**Exercise:** Without the pictures, repeat the listing character for character.

>> begin Supplied material

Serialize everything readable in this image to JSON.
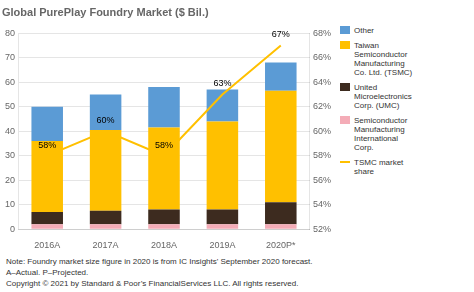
{
  "chart_data": {
    "type": "bar",
    "title": "Global PurePlay Foundry Market ($ Bil.)",
    "categories": [
      "2016A",
      "2017A",
      "2018A",
      "2019A",
      "2020P*"
    ],
    "stacked": true,
    "grid": true,
    "legend": "right",
    "series": [
      {
        "name": "Semiconductor\nManufacturing\nInternational\nCorp.",
        "color": "#f4acb7",
        "values": [
          2,
          2,
          2,
          2,
          2
        ]
      },
      {
        "name": "United\nMicroelectronics\nCorp. (UMC)",
        "color": "#3d2b1f",
        "values": [
          5,
          5.5,
          6,
          6,
          9
        ]
      },
      {
        "name": "Taiwan\nSemiconductor\nManufacturing\nCo. Ltd. (TSMC)",
        "color": "#ffc000",
        "values": [
          29,
          33,
          33.5,
          36,
          45.5
        ]
      },
      {
        "name": "Other",
        "color": "#5b9bd5",
        "values": [
          14,
          14.5,
          16.5,
          13,
          11.5
        ]
      },
      {
        "name": "TSMC market\nshare",
        "type": "line",
        "axis": "y2",
        "color": "#ffc000",
        "values": [
          58,
          60,
          58,
          63,
          67
        ],
        "data_labels": true,
        "value_labels": [
          "58%",
          "60%",
          "58%",
          "63%",
          "67%"
        ]
      }
    ],
    "ylim": [
      0,
      80
    ],
    "yticks": [
      0,
      10,
      20,
      30,
      40,
      50,
      60,
      70,
      80
    ],
    "y2lim": [
      52,
      68
    ],
    "y2ticks": [
      {
        "value": 52,
        "label": "52%"
      },
      {
        "value": 54,
        "label": "54%"
      },
      {
        "value": 56,
        "label": "56%"
      },
      {
        "value": 58,
        "label": "58%"
      },
      {
        "value": 60,
        "label": "60%"
      },
      {
        "value": 62,
        "label": "62%"
      },
      {
        "value": 64,
        "label": "64%"
      },
      {
        "value": 66,
        "label": "66%"
      },
      {
        "value": 68,
        "label": "68%"
      }
    ],
    "notes": [
      "Note: Foundry market size figure in 2020 is from IC Insights' September 2020 forecast.",
      "A–Actual. P–Projected.",
      "Copyright © 2021 by Standard & Poor’s FinancialServices LLC. All rights reserved."
    ]
  }
}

>> end Supplied material

**Solution for this exercise:**
Serialize everything readable in this image to JSON.
{
  "chart_data": {
    "type": "bar",
    "title": "Global PurePlay Foundry Market ($ Bil.)",
    "categories": [
      "2016A",
      "2017A",
      "2018A",
      "2019A",
      "2020P*"
    ],
    "stacked": true,
    "grid": true,
    "legend": "right",
    "series": [
      {
        "name": "Semiconductor\nManufacturing\nInternational\nCorp.",
        "color": "#f4acb7",
        "values": [
          2,
          2,
          2,
          2,
          2
        ]
      },
      {
        "name": "United\nMicroelectronics\nCorp. (UMC)",
        "color": "#3d2b1f",
        "values": [
          5,
          5.5,
          6,
          6,
          9
        ]
      },
      {
        "name": "Taiwan\nSemiconductor\nManufacturing\nCo. Ltd. (TSMC)",
        "color": "#ffc000",
        "values": [
          29,
          33,
          33.5,
          36,
          45.5
        ]
      },
      {
        "name": "Other",
        "color": "#5b9bd5",
        "values": [
          14,
          14.5,
          16.5,
          13,
          11.5
        ]
      },
      {
        "name": "TSMC market\nshare",
        "type": "line",
        "axis": "y2",
        "color": "#ffc000",
        "values": [
          58,
          60,
          58,
          63,
          67
        ],
        "data_labels": true,
        "value_labels": [
          "58%",
          "60%",
          "58%",
          "63%",
          "67%"
        ]
      }
    ],
    "ylim": [
      0,
      80
    ],
    "yticks": [
      0,
      10,
      20,
      30,
      40,
      50,
      60,
      70,
      80
    ],
    "y2lim": [
      52,
      68
    ],
    "y2ticks": [
      {
        "value": 52,
        "label": "52%"
      },
      {
        "value": 54,
        "label": "54%"
      },
      {
        "value": 56,
        "label": "56%"
      },
      {
        "value": 58,
        "label": "58%"
      },
      {
        "value": 60,
        "label": "60%"
      },
      {
        "value": 62,
        "label": "62%"
      },
      {
        "value": 64,
        "label": "64%"
      },
      {
        "value": 66,
        "label": "66%"
      },
      {
        "value": 68,
        "label": "68%"
      }
    ],
    "notes": [
      "Note: Foundry market size figure in 2020 is from IC Insights' September 2020 forecast.",
      "A–Actual. P–Projected.",
      "Copyright © 2021 by Standard & Poor’s FinancialServices LLC. All rights reserved."
    ]
  }
}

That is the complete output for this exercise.